__SELECTED TEXT__.
Near-infrared light remotely up-regulate autophagy with spatiotemporal precision via upconversion optogenetic nanosystem

In vivo noninvasively manipulating biological functions by the mediation of biosafe near infrared (NIR) light is becoming increasingly popular. For these applications, upconversion rare-earth nanomaterial holds great promise as a novel photonic element, and has been widely adopted in optogenetics. In this article, an upconversion optogenetic nanosystem that was promised to achieve autophagy up-regulation with spatiotemporal precision was designed. The implantable, wireless, recyclable, less-invasive and biocompatible system worked via two separated parts: blue light-receptor optogenetics-autophagy upregulation plasmids, for protein import; upconversion rods-encapsulated flexible capsule (UCRs-capsule), for converting tissue-penetrative NIR light into local visible blue light. Results validated that this system could achieve up-regulation of autophagy in vitro (in both HeLa and 293T cell lines) and remotely penetrate tissue (∼3.5 mm) in vivo. Since autophagy serves at a central position in intracellular signalling pathways, which is correlative with diverse pathologies, we expect that this method could establish an upconversion material-based autophagy up-regulation strategy for fundamental and clinical applications.

__ENTRIES SHOWN__.
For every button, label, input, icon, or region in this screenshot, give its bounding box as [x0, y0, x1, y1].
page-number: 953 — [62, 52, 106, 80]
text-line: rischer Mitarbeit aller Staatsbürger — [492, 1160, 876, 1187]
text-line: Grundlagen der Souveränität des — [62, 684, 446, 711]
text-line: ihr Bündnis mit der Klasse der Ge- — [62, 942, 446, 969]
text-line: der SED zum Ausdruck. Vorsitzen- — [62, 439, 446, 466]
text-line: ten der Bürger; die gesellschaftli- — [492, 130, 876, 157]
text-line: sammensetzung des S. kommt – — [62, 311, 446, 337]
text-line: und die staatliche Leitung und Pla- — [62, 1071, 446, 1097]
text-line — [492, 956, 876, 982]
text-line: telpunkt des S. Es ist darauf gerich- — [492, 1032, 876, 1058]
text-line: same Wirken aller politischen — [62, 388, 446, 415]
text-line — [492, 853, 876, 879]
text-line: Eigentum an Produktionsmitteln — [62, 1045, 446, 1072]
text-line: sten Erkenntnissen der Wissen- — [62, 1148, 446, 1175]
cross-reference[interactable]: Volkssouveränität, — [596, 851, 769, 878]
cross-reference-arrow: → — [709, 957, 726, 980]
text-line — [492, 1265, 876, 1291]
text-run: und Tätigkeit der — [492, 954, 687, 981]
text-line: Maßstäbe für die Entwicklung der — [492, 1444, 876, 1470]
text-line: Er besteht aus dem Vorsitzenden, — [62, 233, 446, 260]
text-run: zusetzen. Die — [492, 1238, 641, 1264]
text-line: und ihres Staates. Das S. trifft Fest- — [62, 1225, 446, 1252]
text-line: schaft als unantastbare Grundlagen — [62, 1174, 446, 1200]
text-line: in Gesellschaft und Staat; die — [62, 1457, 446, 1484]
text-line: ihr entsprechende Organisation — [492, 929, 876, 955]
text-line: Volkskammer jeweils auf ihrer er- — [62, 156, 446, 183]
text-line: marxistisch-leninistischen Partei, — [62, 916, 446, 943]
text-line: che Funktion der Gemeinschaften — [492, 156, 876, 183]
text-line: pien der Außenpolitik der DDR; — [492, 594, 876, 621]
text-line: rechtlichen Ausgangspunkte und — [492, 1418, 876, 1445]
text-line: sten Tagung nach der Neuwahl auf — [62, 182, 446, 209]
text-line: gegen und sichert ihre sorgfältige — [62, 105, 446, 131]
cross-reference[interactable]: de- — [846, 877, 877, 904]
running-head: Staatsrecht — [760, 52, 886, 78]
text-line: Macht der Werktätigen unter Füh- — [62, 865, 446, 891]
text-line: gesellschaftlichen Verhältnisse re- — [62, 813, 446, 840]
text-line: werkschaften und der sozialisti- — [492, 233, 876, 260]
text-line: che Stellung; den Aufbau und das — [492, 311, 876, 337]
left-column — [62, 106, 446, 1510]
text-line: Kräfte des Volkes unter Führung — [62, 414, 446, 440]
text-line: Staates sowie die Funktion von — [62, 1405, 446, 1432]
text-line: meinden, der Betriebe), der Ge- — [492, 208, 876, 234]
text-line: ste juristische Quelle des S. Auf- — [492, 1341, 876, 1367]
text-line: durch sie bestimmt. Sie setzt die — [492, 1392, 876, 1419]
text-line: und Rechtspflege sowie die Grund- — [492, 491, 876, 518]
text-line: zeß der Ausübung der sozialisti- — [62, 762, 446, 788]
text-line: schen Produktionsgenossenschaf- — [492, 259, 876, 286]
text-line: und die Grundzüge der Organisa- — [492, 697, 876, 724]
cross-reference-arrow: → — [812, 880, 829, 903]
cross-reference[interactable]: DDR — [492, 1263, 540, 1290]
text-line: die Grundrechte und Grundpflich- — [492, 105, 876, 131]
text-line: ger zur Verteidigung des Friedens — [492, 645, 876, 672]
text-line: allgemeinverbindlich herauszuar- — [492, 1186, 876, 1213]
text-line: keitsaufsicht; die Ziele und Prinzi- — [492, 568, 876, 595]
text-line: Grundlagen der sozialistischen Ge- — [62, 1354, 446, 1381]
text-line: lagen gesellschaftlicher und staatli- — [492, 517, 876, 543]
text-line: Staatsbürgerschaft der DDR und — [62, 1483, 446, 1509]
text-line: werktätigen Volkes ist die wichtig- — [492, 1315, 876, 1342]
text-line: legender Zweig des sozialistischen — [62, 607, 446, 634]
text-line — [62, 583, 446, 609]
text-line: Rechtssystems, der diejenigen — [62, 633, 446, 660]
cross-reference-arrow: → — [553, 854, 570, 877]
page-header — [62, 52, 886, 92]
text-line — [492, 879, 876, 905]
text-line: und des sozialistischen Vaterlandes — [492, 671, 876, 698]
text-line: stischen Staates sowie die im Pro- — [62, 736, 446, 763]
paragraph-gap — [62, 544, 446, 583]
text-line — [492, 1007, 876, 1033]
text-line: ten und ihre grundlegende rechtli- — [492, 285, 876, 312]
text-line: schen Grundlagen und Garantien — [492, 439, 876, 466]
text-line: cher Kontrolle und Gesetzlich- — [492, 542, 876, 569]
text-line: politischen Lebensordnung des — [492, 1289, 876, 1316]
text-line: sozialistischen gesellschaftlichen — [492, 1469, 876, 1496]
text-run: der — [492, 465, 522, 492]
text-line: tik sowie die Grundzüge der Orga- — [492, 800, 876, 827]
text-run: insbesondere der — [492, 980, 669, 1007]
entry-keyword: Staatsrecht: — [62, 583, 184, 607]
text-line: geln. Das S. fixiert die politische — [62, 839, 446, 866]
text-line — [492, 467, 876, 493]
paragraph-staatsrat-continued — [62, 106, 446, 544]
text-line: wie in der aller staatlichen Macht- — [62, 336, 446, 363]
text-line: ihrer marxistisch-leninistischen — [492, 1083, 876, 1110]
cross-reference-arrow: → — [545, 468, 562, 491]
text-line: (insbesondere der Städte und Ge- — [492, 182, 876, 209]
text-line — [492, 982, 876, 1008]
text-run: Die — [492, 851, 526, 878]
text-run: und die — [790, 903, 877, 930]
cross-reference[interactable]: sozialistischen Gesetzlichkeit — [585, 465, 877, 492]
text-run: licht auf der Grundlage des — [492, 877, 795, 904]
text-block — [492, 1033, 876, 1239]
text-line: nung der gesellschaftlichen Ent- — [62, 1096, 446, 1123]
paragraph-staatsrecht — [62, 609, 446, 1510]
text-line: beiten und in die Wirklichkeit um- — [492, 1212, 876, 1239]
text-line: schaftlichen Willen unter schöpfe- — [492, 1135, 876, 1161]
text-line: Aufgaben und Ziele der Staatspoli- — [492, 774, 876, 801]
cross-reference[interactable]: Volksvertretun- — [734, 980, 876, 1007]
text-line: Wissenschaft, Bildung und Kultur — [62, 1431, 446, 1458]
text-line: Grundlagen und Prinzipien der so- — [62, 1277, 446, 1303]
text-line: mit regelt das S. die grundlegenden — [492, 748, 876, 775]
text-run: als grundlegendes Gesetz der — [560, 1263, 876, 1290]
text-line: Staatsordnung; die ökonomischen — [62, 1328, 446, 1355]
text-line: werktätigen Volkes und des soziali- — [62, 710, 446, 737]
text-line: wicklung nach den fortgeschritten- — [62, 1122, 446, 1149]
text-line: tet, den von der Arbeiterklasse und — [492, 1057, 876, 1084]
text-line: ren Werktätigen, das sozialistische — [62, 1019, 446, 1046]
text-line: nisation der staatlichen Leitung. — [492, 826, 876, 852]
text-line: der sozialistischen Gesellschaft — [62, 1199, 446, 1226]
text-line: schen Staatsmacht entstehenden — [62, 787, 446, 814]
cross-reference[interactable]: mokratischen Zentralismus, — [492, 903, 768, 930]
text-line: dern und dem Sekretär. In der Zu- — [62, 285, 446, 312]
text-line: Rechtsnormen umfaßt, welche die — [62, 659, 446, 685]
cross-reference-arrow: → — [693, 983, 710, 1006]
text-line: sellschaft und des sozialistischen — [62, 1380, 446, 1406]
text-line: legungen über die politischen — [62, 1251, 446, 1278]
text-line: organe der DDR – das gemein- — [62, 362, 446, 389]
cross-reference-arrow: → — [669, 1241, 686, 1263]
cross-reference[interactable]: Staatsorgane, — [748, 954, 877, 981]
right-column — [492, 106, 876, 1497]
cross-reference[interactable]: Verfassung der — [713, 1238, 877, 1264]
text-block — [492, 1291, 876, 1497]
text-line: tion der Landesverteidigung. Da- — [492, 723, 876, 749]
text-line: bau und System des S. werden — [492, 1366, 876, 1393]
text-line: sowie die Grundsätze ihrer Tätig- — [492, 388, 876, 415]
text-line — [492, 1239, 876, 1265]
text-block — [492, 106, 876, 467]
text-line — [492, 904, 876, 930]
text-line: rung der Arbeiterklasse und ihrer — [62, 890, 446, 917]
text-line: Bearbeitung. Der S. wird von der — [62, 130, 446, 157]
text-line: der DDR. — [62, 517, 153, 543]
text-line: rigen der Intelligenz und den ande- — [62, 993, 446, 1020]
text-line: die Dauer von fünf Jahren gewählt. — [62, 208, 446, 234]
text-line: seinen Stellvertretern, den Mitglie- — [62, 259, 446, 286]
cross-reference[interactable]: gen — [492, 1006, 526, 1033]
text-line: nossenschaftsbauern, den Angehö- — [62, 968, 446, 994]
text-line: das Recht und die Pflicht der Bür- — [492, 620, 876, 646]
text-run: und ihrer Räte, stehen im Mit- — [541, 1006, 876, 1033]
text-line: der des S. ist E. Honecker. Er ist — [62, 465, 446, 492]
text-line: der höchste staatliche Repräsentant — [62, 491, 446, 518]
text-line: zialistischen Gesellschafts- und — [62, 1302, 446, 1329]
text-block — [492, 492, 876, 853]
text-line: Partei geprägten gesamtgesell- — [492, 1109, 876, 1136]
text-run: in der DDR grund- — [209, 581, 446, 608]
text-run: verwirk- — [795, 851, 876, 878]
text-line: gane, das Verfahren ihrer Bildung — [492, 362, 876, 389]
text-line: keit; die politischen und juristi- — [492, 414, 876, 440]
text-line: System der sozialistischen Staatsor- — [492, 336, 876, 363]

__TASK TO COMPLETE__.
Answer these from the text on the upconversion optogenetic nanosystem:
(a) In which two cell lines was autophagy up-regulation shown in vitro?
(b) What does the UCRs-capsule convert near-infrared light into?
(c) About how deep did the system penetrate tissue in vivo?

__TASK OUTPUT__.
(a) HeLa and 293T
(b) Local visible blue light
(c) About 3.5 mm